• REQUIRED ACTION
Among the entries beneath this sentence, how many lines include the word "innate"? Only the number is wanted.

• DATA TO USE
+--
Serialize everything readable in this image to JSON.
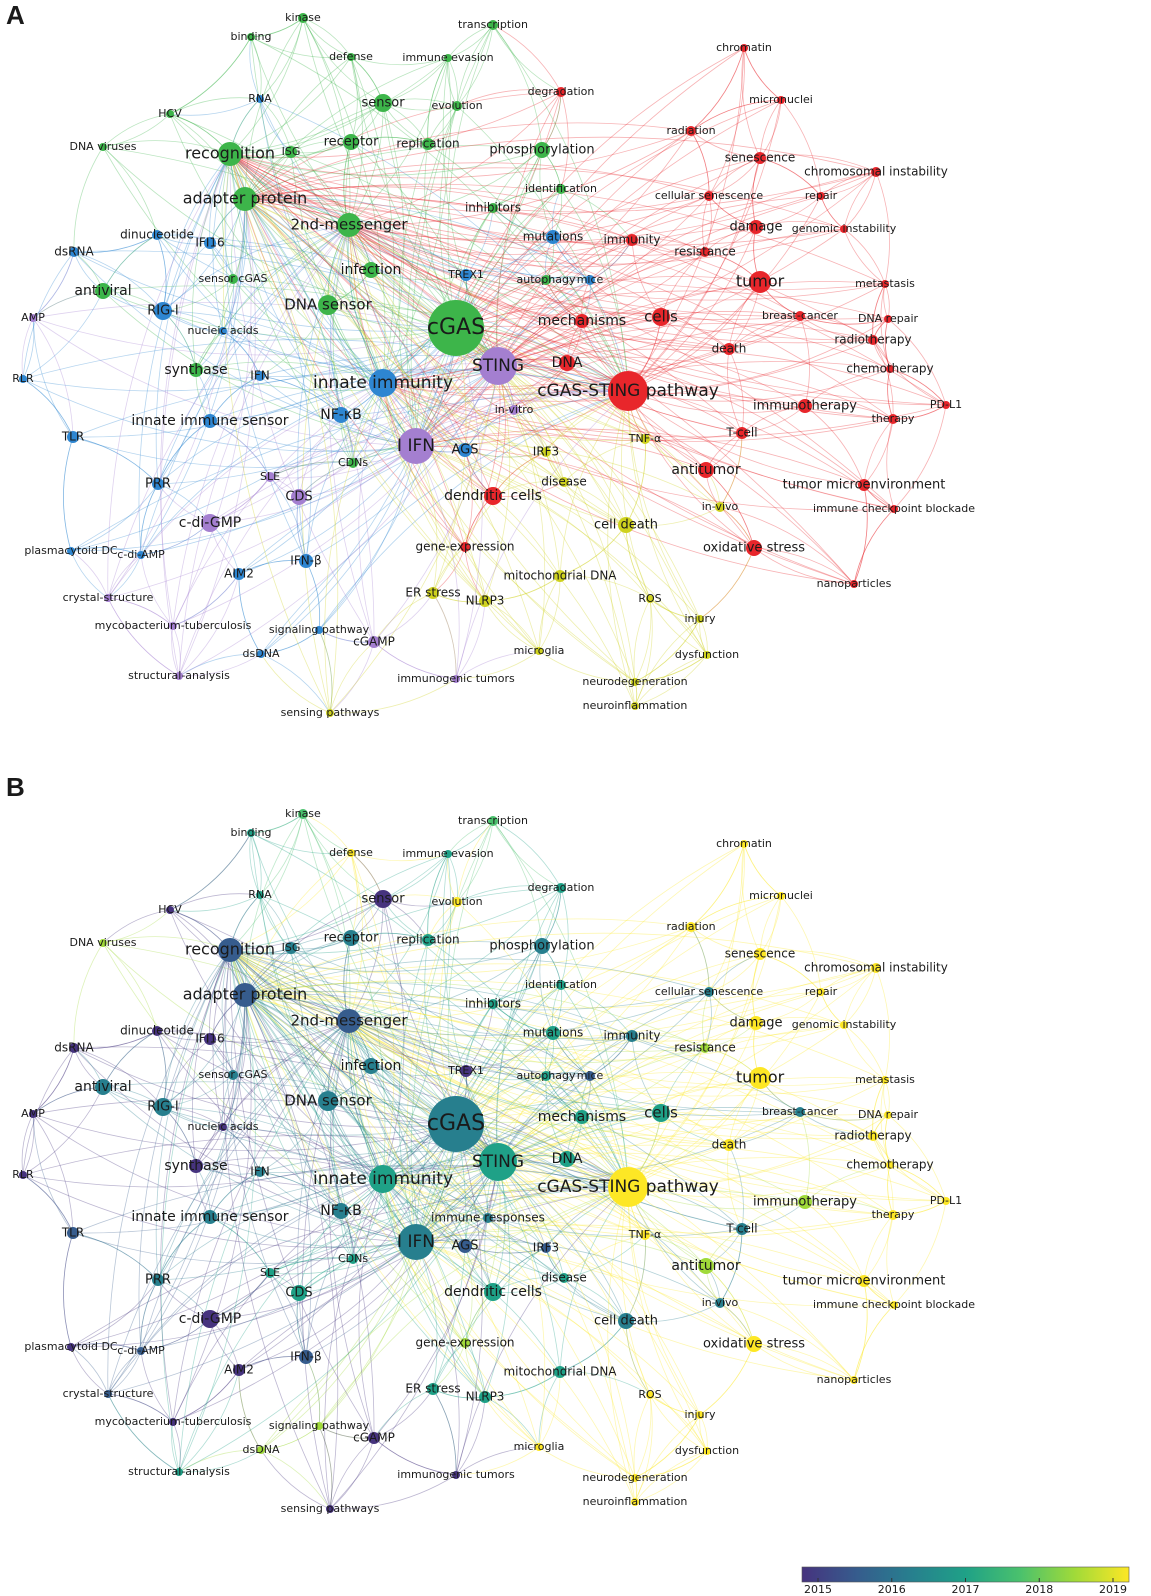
{
  "panels": [
    "A",
    "B"
  ],
  "nodes": [
    {
      "label": "kinase",
      "colors": [
        "#3db54a",
        "#4ac16d"
      ]
    },
    {
      "label": "binding",
      "colors": [
        "#3db54a",
        "#1fa187"
      ]
    },
    {
      "label": "defense",
      "colors": [
        "#3db54a",
        "#fde725"
      ]
    },
    {
      "label": "transcription",
      "colors": [
        "#3db54a",
        "#4ac16d"
      ]
    },
    {
      "label": "immune evasion",
      "colors": [
        "#3db54a",
        "#1fa187"
      ]
    },
    {
      "label": "chromatin",
      "colors": [
        "#e8262b",
        "#fde725"
      ]
    },
    {
      "label": "degradation",
      "colors": [
        "#e8262b",
        "#1fa187"
      ]
    },
    {
      "label": "micronuclei",
      "colors": [
        "#e8262b",
        "#fde725"
      ]
    },
    {
      "label": "HCV",
      "colors": [
        "#3db54a",
        "#46337e"
      ]
    },
    {
      "label": "RNA",
      "colors": [
        "#2e86d1",
        "#1fa187"
      ]
    },
    {
      "label": "sensor",
      "colors": [
        "#3db54a",
        "#46337e"
      ]
    },
    {
      "label": "evolution",
      "colors": [
        "#3db54a",
        "#fde725"
      ]
    },
    {
      "label": "radiation",
      "colors": [
        "#e8262b",
        "#fde725"
      ]
    },
    {
      "label": "DNA viruses",
      "colors": [
        "#3db54a",
        "#a0da39"
      ]
    },
    {
      "label": "recognition",
      "colors": [
        "#3db54a",
        "#365c8d"
      ]
    },
    {
      "label": "ISG",
      "colors": [
        "#3db54a",
        "#277f8e"
      ]
    },
    {
      "label": "receptor",
      "colors": [
        "#3db54a",
        "#277f8e"
      ]
    },
    {
      "label": "replication",
      "colors": [
        "#3db54a",
        "#1fa187"
      ]
    },
    {
      "label": "phosphorylation",
      "colors": [
        "#3db54a",
        "#277f8e"
      ]
    },
    {
      "label": "senescence",
      "colors": [
        "#e8262b",
        "#fde725"
      ]
    },
    {
      "label": "chromosomal instability",
      "colors": [
        "#e8262b",
        "#fde725"
      ]
    },
    {
      "label": "identification",
      "colors": [
        "#3db54a",
        "#1fa187"
      ]
    },
    {
      "label": "cellular senescence",
      "colors": [
        "#e8262b",
        "#277f8e"
      ]
    },
    {
      "label": "repair",
      "colors": [
        "#e8262b",
        "#fde725"
      ]
    },
    {
      "label": "adapter protein",
      "colors": [
        "#3db54a",
        "#365c8d"
      ]
    },
    {
      "label": "inhibitors",
      "colors": [
        "#3db54a",
        "#1fa187"
      ]
    },
    {
      "label": "2nd-messenger",
      "colors": [
        "#3db54a",
        "#365c8d"
      ]
    },
    {
      "label": "damage",
      "colors": [
        "#e8262b",
        "#fde725"
      ]
    },
    {
      "label": "genomic instability",
      "colors": [
        "#e8262b",
        "#fde725"
      ]
    },
    {
      "label": "dinucleotide",
      "colors": [
        "#2e86d1",
        "#46337e"
      ]
    },
    {
      "label": "IFI16",
      "colors": [
        "#2e86d1",
        "#46337e"
      ]
    },
    {
      "label": "mutations",
      "colors": [
        "#2e86d1",
        "#1fa187"
      ]
    },
    {
      "label": "immunity",
      "colors": [
        "#e8262b",
        "#277f8e"
      ]
    },
    {
      "label": "dsRNA",
      "colors": [
        "#2e86d1",
        "#46337e"
      ]
    },
    {
      "label": "resistance",
      "colors": [
        "#e8262b",
        "#a0da39"
      ]
    },
    {
      "label": "infection",
      "colors": [
        "#3db54a",
        "#277f8e"
      ]
    },
    {
      "label": "TREX1",
      "colors": [
        "#2e86d1",
        "#46337e"
      ]
    },
    {
      "label": "antiviral",
      "colors": [
        "#3db54a",
        "#277f8e"
      ]
    },
    {
      "label": "sensor cGAS",
      "colors": [
        "#3db54a",
        "#277f8e"
      ]
    },
    {
      "label": "autophagy",
      "colors": [
        "#3db54a",
        "#1fa187"
      ]
    },
    {
      "label": "mice",
      "colors": [
        "#2e86d1",
        "#365c8d"
      ]
    },
    {
      "label": "tumor",
      "colors": [
        "#e8262b",
        "#fde725"
      ]
    },
    {
      "label": "metastasis",
      "colors": [
        "#e8262b",
        "#fde725"
      ]
    },
    {
      "label": "AMP",
      "colors": [
        "#a47fd0",
        "#46337e"
      ]
    },
    {
      "label": "RIG-I",
      "colors": [
        "#2e86d1",
        "#277f8e"
      ]
    },
    {
      "label": "DNA sensor",
      "colors": [
        "#3db54a",
        "#277f8e"
      ]
    },
    {
      "label": "nucleic acids",
      "colors": [
        "#2e86d1",
        "#46337e"
      ]
    },
    {
      "label": "cGAS",
      "colors": [
        "#3db54a",
        "#277f8e"
      ]
    },
    {
      "label": "mechanisms",
      "colors": [
        "#e8262b",
        "#1fa187"
      ]
    },
    {
      "label": "cells",
      "colors": [
        "#e8262b",
        "#1fa187"
      ]
    },
    {
      "label": "breast-cancer",
      "colors": [
        "#e8262b",
        "#277f8e"
      ]
    },
    {
      "label": "DNA repair",
      "colors": [
        "#e8262b",
        "#fde725"
      ]
    },
    {
      "label": "radiotherapy",
      "colors": [
        "#e8262b",
        "#fde725"
      ]
    },
    {
      "label": "RLR",
      "colors": [
        "#2e86d1",
        "#46337e"
      ]
    },
    {
      "label": "synthase",
      "colors": [
        "#3db54a",
        "#46337e"
      ]
    },
    {
      "label": "IFN",
      "colors": [
        "#2e86d1",
        "#277f8e"
      ]
    },
    {
      "label": "STING",
      "colors": [
        "#a47fd0",
        "#1fa187"
      ]
    },
    {
      "label": "DNA",
      "colors": [
        "#e8262b",
        "#1fa187"
      ]
    },
    {
      "label": "death",
      "colors": [
        "#e8262b",
        "#fde725"
      ]
    },
    {
      "label": "chemotherapy",
      "colors": [
        "#e8262b",
        "#fde725"
      ]
    },
    {
      "label": "innate immunity",
      "colors": [
        "#2e86d1",
        "#1fa187"
      ]
    },
    {
      "label": "cGAS-STING pathway",
      "colors": [
        "#e8262b",
        "#fde725"
      ]
    },
    {
      "label": "PD-L1",
      "colors": [
        "#e8262b",
        "#fde725"
      ]
    },
    {
      "label": "immunotherapy",
      "colors": [
        "#e8262b",
        "#a0da39"
      ]
    },
    {
      "label": "therapy",
      "colors": [
        "#e8262b",
        "#fde725"
      ]
    },
    {
      "label": "innate immune sensor",
      "colors": [
        "#2e86d1",
        "#277f8e"
      ]
    },
    {
      "label": "NF-κB",
      "colors": [
        "#2e86d1",
        "#277f8e"
      ]
    },
    {
      "label": "in-vitro",
      "colors": [
        "#a47fd0",
        null
      ]
    },
    {
      "label": "immune responses",
      "colors": [
        null,
        "#277f8e"
      ]
    },
    {
      "label": "TLR",
      "colors": [
        "#2e86d1",
        "#365c8d"
      ]
    },
    {
      "label": "T-cell",
      "colors": [
        "#e8262b",
        "#277f8e"
      ]
    },
    {
      "label": "I IFN",
      "colors": [
        "#a47fd0",
        "#277f8e"
      ]
    },
    {
      "label": "AGS",
      "colors": [
        "#2e86d1",
        "#365c8d"
      ]
    },
    {
      "label": "IRF3",
      "colors": [
        "#cfd21e",
        "#365c8d"
      ]
    },
    {
      "label": "TNF-α",
      "colors": [
        "#cfd21e",
        "#fde725"
      ]
    },
    {
      "label": "SLE",
      "colors": [
        "#a47fd0",
        "#1fa187"
      ]
    },
    {
      "label": "CDNs",
      "colors": [
        "#3db54a",
        "#1fa187"
      ]
    },
    {
      "label": "antitumor",
      "colors": [
        "#e8262b",
        "#a0da39"
      ]
    },
    {
      "label": "disease",
      "colors": [
        "#cfd21e",
        "#1fa187"
      ]
    },
    {
      "label": "tumor microenvironment",
      "colors": [
        "#e8262b",
        "#fde725"
      ]
    },
    {
      "label": "PRR",
      "colors": [
        "#2e86d1",
        "#277f8e"
      ]
    },
    {
      "label": "CDS",
      "colors": [
        "#a47fd0",
        "#1fa187"
      ]
    },
    {
      "label": "dendritic cells",
      "colors": [
        "#e8262b",
        "#1fa187"
      ]
    },
    {
      "label": "in-vivo",
      "colors": [
        "#cfd21e",
        "#277f8e"
      ]
    },
    {
      "label": "immune checkpoint blockade",
      "colors": [
        "#e8262b",
        "#fde725"
      ]
    },
    {
      "label": "c-di-GMP",
      "colors": [
        "#a47fd0",
        "#46337e"
      ]
    },
    {
      "label": "cell death",
      "colors": [
        "#cfd21e",
        "#277f8e"
      ]
    },
    {
      "label": "oxidative stress",
      "colors": [
        "#e8262b",
        "#fde725"
      ]
    },
    {
      "label": "gene-expression",
      "colors": [
        "#e8262b",
        "#a0da39"
      ]
    },
    {
      "label": "plasmacytoid DC",
      "colors": [
        "#2e86d1",
        "#46337e"
      ]
    },
    {
      "label": "c-di-AMP",
      "colors": [
        "#2e86d1",
        "#365c8d"
      ]
    },
    {
      "label": "AIM2",
      "colors": [
        "#2e86d1",
        "#46337e"
      ]
    },
    {
      "label": "IFN-β",
      "colors": [
        "#2e86d1",
        "#365c8d"
      ]
    },
    {
      "label": "mitochondrial DNA",
      "colors": [
        "#cfd21e",
        "#1fa187"
      ]
    },
    {
      "label": "nanoparticles",
      "colors": [
        "#e8262b",
        "#fde725"
      ]
    },
    {
      "label": "ER stress",
      "colors": [
        "#cfd21e",
        "#1fa187"
      ]
    },
    {
      "label": "crystal-structure",
      "colors": [
        "#a47fd0",
        "#365c8d"
      ]
    },
    {
      "label": "ROS",
      "colors": [
        "#cfd21e",
        "#fde725"
      ]
    },
    {
      "label": "NLRP3",
      "colors": [
        "#cfd21e",
        "#1fa187"
      ]
    },
    {
      "label": "injury",
      "colors": [
        "#cfd21e",
        "#fde725"
      ]
    },
    {
      "label": "mycobacterium-tuberculosis",
      "colors": [
        "#a47fd0",
        "#46337e"
      ]
    },
    {
      "label": "signaling pathway",
      "colors": [
        "#2e86d1",
        "#a0da39"
      ]
    },
    {
      "label": "cGAMP",
      "colors": [
        "#a47fd0",
        "#46337e"
      ]
    },
    {
      "label": "dsDNA",
      "colors": [
        "#2e86d1",
        "#a0da39"
      ]
    },
    {
      "label": "microglia",
      "colors": [
        "#cfd21e",
        "#fde725"
      ]
    },
    {
      "label": "dysfunction",
      "colors": [
        "#cfd21e",
        "#fde725"
      ]
    },
    {
      "label": "structural-analysis",
      "colors": [
        "#a47fd0",
        "#1fa187"
      ]
    },
    {
      "label": "immunogenic tumors",
      "colors": [
        "#a47fd0",
        "#46337e"
      ]
    },
    {
      "label": "neurodegeneration",
      "colors": [
        "#cfd21e",
        "#fde725"
      ]
    },
    {
      "label": "neuroinflammation",
      "colors": [
        "#cfd21e",
        "#fde725"
      ]
    },
    {
      "label": "sensing pathways",
      "colors": [
        "#cfd21e",
        "#46337e"
      ]
    }
  ],
  "colorbar": {
    "colors": [
      "#46337e",
      "#365c8d",
      "#277f8e",
      "#1fa187",
      "#4ac16d",
      "#a0da39",
      "#fde725"
    ],
    "ticks": [
      2015,
      2016,
      2017,
      2018,
      2019
    ]
  }
}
+--
• ANSWER TO THIS TASK
2